GIVEN PROBLEM> Without the images, print all the entries below exactly as given.

═══

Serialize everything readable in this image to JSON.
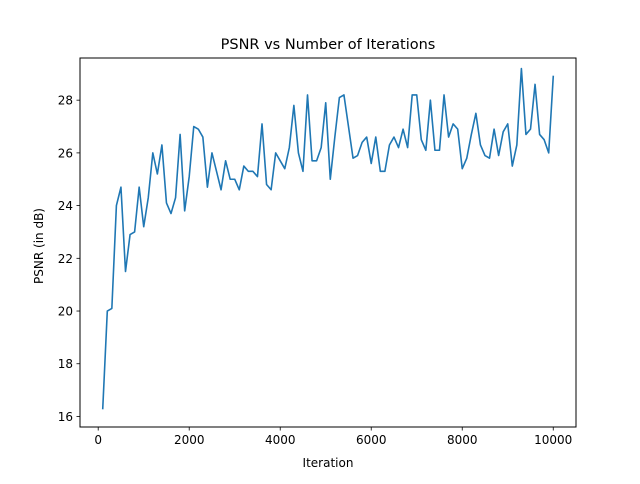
{
  "chart_data": {
    "type": "line",
    "title": "PSNR vs Number of Iterations",
    "xlabel": "Iteration",
    "ylabel": "PSNR (in dB)",
    "xlim": [
      -400,
      10500
    ],
    "ylim": [
      15.6,
      29.6
    ],
    "x_ticks": [
      0,
      2000,
      4000,
      6000,
      8000,
      10000
    ],
    "y_ticks": [
      16,
      18,
      20,
      22,
      24,
      26,
      28
    ],
    "grid": false,
    "legend": "none",
    "line_color": "#1f77b4",
    "series": [
      {
        "x": [
          100,
          200,
          300,
          400,
          500,
          600,
          700,
          800,
          900,
          1000,
          1100,
          1200,
          1300,
          1400,
          1500,
          1600,
          1700,
          1800,
          1900,
          2000,
          2100,
          2200,
          2300,
          2400,
          2500,
          2600,
          2700,
          2800,
          2900,
          3000,
          3100,
          3200,
          3300,
          3400,
          3500,
          3600,
          3700,
          3800,
          3900,
          4000,
          4100,
          4200,
          4300,
          4400,
          4500,
          4600,
          4700,
          4800,
          4900,
          5000,
          5100,
          5200,
          5300,
          5400,
          5500,
          5600,
          5700,
          5800,
          5900,
          6000,
          6100,
          6200,
          6300,
          6400,
          6500,
          6600,
          6700,
          6800,
          6900,
          7000,
          7100,
          7200,
          7300,
          7400,
          7500,
          7600,
          7700,
          7800,
          7900,
          8000,
          8100,
          8200,
          8300,
          8400,
          8500,
          8600,
          8700,
          8800,
          8900,
          9000,
          9100,
          9200,
          9300,
          9400,
          9500,
          9600,
          9700,
          9800,
          9900,
          10000
        ],
        "values": [
          16.3,
          20.0,
          20.1,
          24.0,
          24.7,
          21.5,
          22.9,
          23.0,
          24.7,
          23.2,
          24.3,
          26.0,
          25.2,
          26.3,
          24.1,
          23.7,
          24.3,
          26.7,
          23.8,
          25.1,
          27.0,
          26.9,
          26.6,
          24.7,
          26.0,
          25.3,
          24.6,
          25.7,
          25.0,
          25.0,
          24.6,
          25.5,
          25.3,
          25.3,
          25.1,
          27.1,
          24.8,
          24.6,
          26.0,
          25.7,
          25.4,
          26.2,
          27.8,
          26.0,
          25.3,
          28.2,
          25.7,
          25.7,
          26.2,
          27.9,
          25.0,
          26.6,
          28.1,
          28.2,
          27.0,
          25.8,
          25.9,
          26.4,
          26.6,
          25.6,
          26.6,
          25.3,
          25.3,
          26.3,
          26.6,
          26.2,
          26.9,
          26.2,
          28.2,
          28.2,
          26.5,
          26.1,
          28.0,
          26.1,
          26.1,
          28.2,
          26.6,
          27.1,
          26.9,
          25.4,
          25.8,
          26.7,
          27.5,
          26.3,
          25.9,
          25.8,
          26.9,
          25.9,
          26.8,
          27.1,
          25.5,
          26.3,
          29.2,
          26.7,
          26.9,
          28.6,
          26.7,
          26.5,
          26.0,
          28.9
        ]
      }
    ]
  }
}
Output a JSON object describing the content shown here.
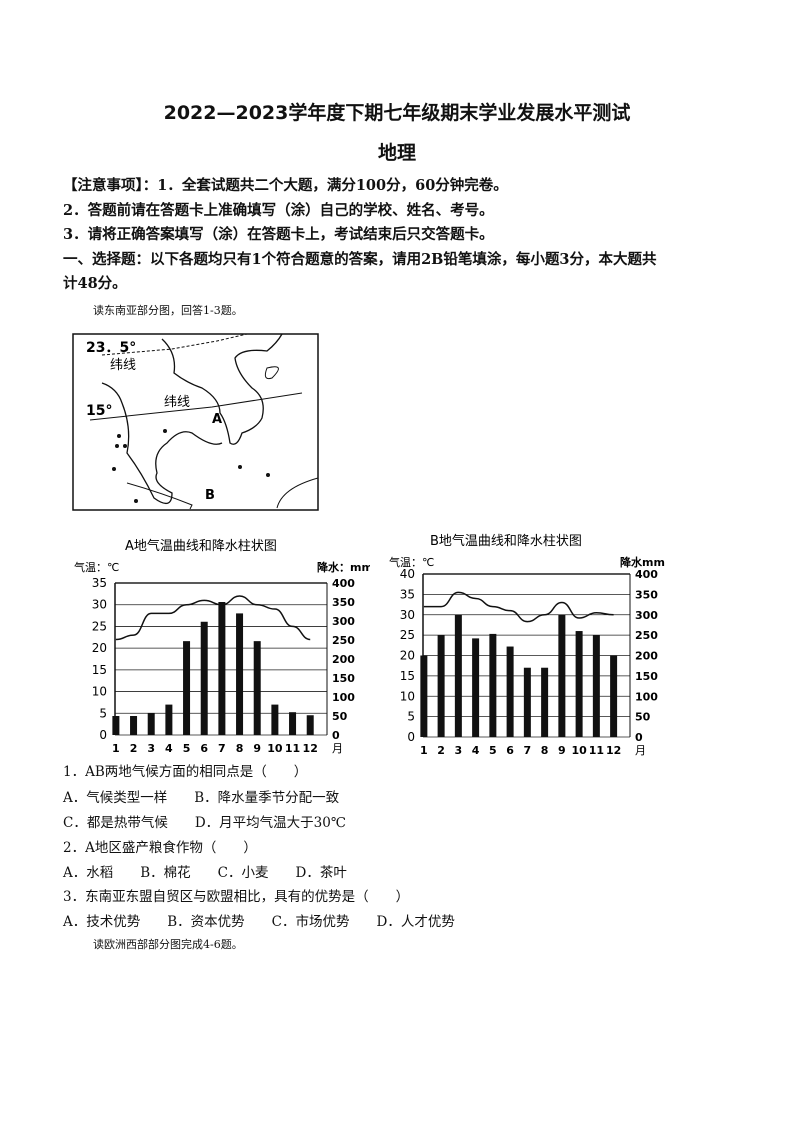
{
  "header": {
    "title": "2022—2023学年度下期七年级期末学业发展水平测试",
    "subject": "地理"
  },
  "notes": [
    "【注意事项】：1．全套试题共二个大题，满分100分，60分钟完卷。",
    "2．答题前请在答题卡上准确填写（涂）自己的学校、姓名、考号。",
    "3．请将正确答案填写（涂）在答题卡上，考试结束后只交答题卡。",
    "一、选择题：以下各题均只有1个符合题意的答案，请用2B铅笔填涂，每小题3分，本大题共",
    "计48分。"
  ],
  "map": {
    "caption": "读东南亚部分图，回答1-3题。",
    "lat1_label": "23．5°",
    "lat1_name": "纬线",
    "lat2_label": "15°",
    "lat2_name": "纬线",
    "point_a": "A",
    "point_b": "B"
  },
  "chart_data": [
    {
      "type": "bar",
      "title": "A地气温曲线和降水柱状图",
      "y_left_label": "气温：℃",
      "y_right_label": "降水：mm",
      "x_unit": "月",
      "categories": [
        "1",
        "2",
        "3",
        "4",
        "5",
        "6",
        "7",
        "8",
        "9",
        "10",
        "11",
        "12"
      ],
      "y_left_ticks": [
        "0",
        "5",
        "10",
        "15",
        "20",
        "25",
        "30",
        "35"
      ],
      "y_right_ticks": [
        "0",
        "50",
        "100",
        "150",
        "200",
        "250",
        "300",
        "350",
        "400"
      ],
      "ylim_left": [
        0,
        35
      ],
      "ylim_right": [
        0,
        400
      ],
      "grid": true,
      "series": [
        {
          "type": "bar",
          "axis": "right",
          "values": [
            50,
            50,
            58,
            80,
            247,
            298,
            350,
            320,
            247,
            80,
            60,
            52
          ]
        },
        {
          "type": "line",
          "axis": "left",
          "values": [
            22,
            23,
            28,
            28,
            30,
            31,
            30,
            32,
            30,
            29,
            25,
            22
          ]
        }
      ]
    },
    {
      "type": "bar",
      "title": "B地气温曲线和降水柱状图",
      "y_left_label": "气温：℃",
      "y_right_label": "降水mm",
      "x_unit": "月",
      "categories": [
        "1",
        "2",
        "3",
        "4",
        "5",
        "6",
        "7",
        "8",
        "9",
        "10",
        "11",
        "12"
      ],
      "y_left_ticks": [
        "0",
        "5",
        "10",
        "15",
        "20",
        "25",
        "30",
        "35",
        "40"
      ],
      "y_right_ticks": [
        "0",
        "50",
        "100",
        "150",
        "200",
        "250",
        "300",
        "350",
        "400"
      ],
      "ylim_left": [
        0,
        40
      ],
      "ylim_right": [
        0,
        400
      ],
      "grid": true,
      "series": [
        {
          "type": "bar",
          "axis": "right",
          "values": [
            200,
            250,
            300,
            242,
            253,
            222,
            170,
            170,
            300,
            260,
            250,
            200
          ]
        },
        {
          "type": "line",
          "axis": "left",
          "values": [
            32,
            32,
            35.5,
            34,
            32,
            31,
            28.3,
            30,
            33,
            29.2,
            30.5,
            30
          ]
        }
      ]
    }
  ],
  "questions": [
    "1．AB两地气候方面的相同点是（　　）",
    "A．气候类型一样　　B．降水量季节分配一致",
    "C．都是热带气候　　D．月平均气温大于30℃",
    "2．A地区盛产粮食作物（　　）",
    "A．水稻　　B．棉花　　C．小麦　　D．茶叶",
    "3．东南亚东盟自贸区与欧盟相比，具有的优势是（　　）",
    "A．技术优势　　B．资本优势　　C．市场优势　　D．人才优势"
  ],
  "next_caption": "读欧洲西部部分图完成4-6题。"
}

═══

TASK ANSWER>
Serialize everything readable in this image to JSON.
{
  "chart_data": {
    "type": "line",
    "title": "PSNR vs Number of Iterations",
    "xlabel": "Iteration",
    "ylabel": "PSNR (in dB)",
    "xlim": [
      -400,
      10500
    ],
    "ylim": [
      15.6,
      29.6
    ],
    "x_ticks": [
      0,
      2000,
      4000,
      6000,
      8000,
      10000
    ],
    "y_ticks": [
      16,
      18,
      20,
      22,
      24,
      26,
      28
    ],
    "grid": false,
    "legend": "none",
    "line_color": "#1f77b4",
    "series": [
      {
        "x": [
          100,
          200,
          300,
          400,
          500,
          600,
          700,
          800,
          900,
          1000,
          1100,
          1200,
          1300,
          1400,
          1500,
          1600,
          1700,
          1800,
          1900,
          2000,
          2100,
          2200,
          2300,
          2400,
          2500,
          2600,
          2700,
          2800,
          2900,
          3000,
          3100,
          3200,
          3300,
          3400,
          3500,
          3600,
          3700,
          3800,
          3900,
          4000,
          4100,
          4200,
          4300,
          4400,
          4500,
          4600,
          4700,
          4800,
          4900,
          5000,
          5100,
          5200,
          5300,
          5400,
          5500,
          5600,
          5700,
          5800,
          5900,
          6000,
          6100,
          6200,
          6300,
          6400,
          6500,
          6600,
          6700,
          6800,
          6900,
          7000,
          7100,
          7200,
          7300,
          7400,
          7500,
          7600,
          7700,
          7800,
          7900,
          8000,
          8100,
          8200,
          8300,
          8400,
          8500,
          8600,
          8700,
          8800,
          8900,
          9000,
          9100,
          9200,
          9300,
          9400,
          9500,
          9600,
          9700,
          9800,
          9900,
          10000
        ],
        "values": [
          16.3,
          20.0,
          20.1,
          24.0,
          24.7,
          21.5,
          22.9,
          23.0,
          24.7,
          23.2,
          24.3,
          26.0,
          25.2,
          26.3,
          24.1,
          23.7,
          24.3,
          26.7,
          23.8,
          25.1,
          27.0,
          26.9,
          26.6,
          24.7,
          26.0,
          25.3,
          24.6,
          25.7,
          25.0,
          25.0,
          24.6,
          25.5,
          25.3,
          25.3,
          25.1,
          27.1,
          24.8,
          24.6,
          26.0,
          25.7,
          25.4,
          26.2,
          27.8,
          26.0,
          25.3,
          28.2,
          25.7,
          25.7,
          26.2,
          27.9,
          25.0,
          26.6,
          28.1,
          28.2,
          27.0,
          25.8,
          25.9,
          26.4,
          26.6,
          25.6,
          26.6,
          25.3,
          25.3,
          26.3,
          26.6,
          26.2,
          26.9,
          26.2,
          28.2,
          28.2,
          26.5,
          26.1,
          28.0,
          26.1,
          26.1,
          28.2,
          26.6,
          27.1,
          26.9,
          25.4,
          25.8,
          26.7,
          27.5,
          26.3,
          25.9,
          25.8,
          26.9,
          25.9,
          26.8,
          27.1,
          25.5,
          26.3,
          29.2,
          26.7,
          26.9,
          28.6,
          26.7,
          26.5,
          26.0,
          28.9
        ]
      }
    ]
  }
}
Output a JSON object describing the content shown here.
{
  "header": {
    "title": "2022—2023学年度下期七年级期末学业发展水平测试",
    "subject": "地理"
  },
  "notes": [
    "【注意事项】：1．全套试题共二个大题，满分100分，60分钟完卷。",
    "2．答题前请在答题卡上准确填写（涂）自己的学校、姓名、考号。",
    "3．请将正确答案填写（涂）在答题卡上，考试结束后只交答题卡。",
    "一、选择题：以下各题均只有1个符合题意的答案，请用2B铅笔填涂，每小题3分，本大题共",
    "计48分。"
  ],
  "map": {
    "caption": "读东南亚部分图，回答1-3题。",
    "lat1_label": "23．5°",
    "lat1_name": "纬线",
    "lat2_label": "15°",
    "lat2_name": "纬线",
    "point_a": "A",
    "point_b": "B"
  },
  "chart_data": [
    {
      "type": "bar",
      "title": "A地气温曲线和降水柱状图",
      "y_left_label": "气温：℃",
      "y_right_label": "降水：mm",
      "x_unit": "月",
      "categories": [
        "1",
        "2",
        "3",
        "4",
        "5",
        "6",
        "7",
        "8",
        "9",
        "10",
        "11",
        "12"
      ],
      "y_left_ticks": [
        "0",
        "5",
        "10",
        "15",
        "20",
        "25",
        "30",
        "35"
      ],
      "y_right_ticks": [
        "0",
        "50",
        "100",
        "150",
        "200",
        "250",
        "300",
        "350",
        "400"
      ],
      "ylim_left": [
        0,
        35
      ],
      "ylim_right": [
        0,
        400
      ],
      "grid": true,
      "series": [
        {
          "type": "bar",
          "axis": "right",
          "values": [
            50,
            50,
            58,
            80,
            247,
            298,
            350,
            320,
            247,
            80,
            60,
            52
          ]
        },
        {
          "type": "line",
          "axis": "left",
          "values": [
            22,
            23,
            28,
            28,
            30,
            31,
            30,
            32,
            30,
            29,
            25,
            22
          ]
        }
      ]
    },
    {
      "type": "bar",
      "title": "B地气温曲线和降水柱状图",
      "y_left_label": "气温：℃",
      "y_right_label": "降水mm",
      "x_unit": "月",
      "categories": [
        "1",
        "2",
        "3",
        "4",
        "5",
        "6",
        "7",
        "8",
        "9",
        "10",
        "11",
        "12"
      ],
      "y_left_ticks": [
        "0",
        "5",
        "10",
        "15",
        "20",
        "25",
        "30",
        "35",
        "40"
      ],
      "y_right_ticks": [
        "0",
        "50",
        "100",
        "150",
        "200",
        "250",
        "300",
        "350",
        "400"
      ],
      "ylim_left": [
        0,
        40
      ],
      "ylim_right": [
        0,
        400
      ],
      "grid": true,
      "series": [
        {
          "type": "bar",
          "axis": "right",
          "values": [
            200,
            250,
            300,
            242,
            253,
            222,
            170,
            170,
            300,
            260,
            250,
            200
          ]
        },
        {
          "type": "line",
          "axis": "left",
          "values": [
            32,
            32,
            35.5,
            34,
            32,
            31,
            28.3,
            30,
            33,
            29.2,
            30.5,
            30
          ]
        }
      ]
    }
  ],
  "questions": [
    "1．AB两地气候方面的相同点是（　　）",
    "A．气候类型一样　　B．降水量季节分配一致",
    "C．都是热带气候　　D．月平均气温大于30℃",
    "2．A地区盛产粮食作物（　　）",
    "A．水稻　　B．棉花　　C．小麦　　D．茶叶",
    "3．东南亚东盟自贸区与欧盟相比，具有的优势是（　　）",
    "A．技术优势　　B．资本优势　　C．市场优势　　D．人才优势"
  ],
  "next_caption": "读欧洲西部部分图完成4-6题。"
}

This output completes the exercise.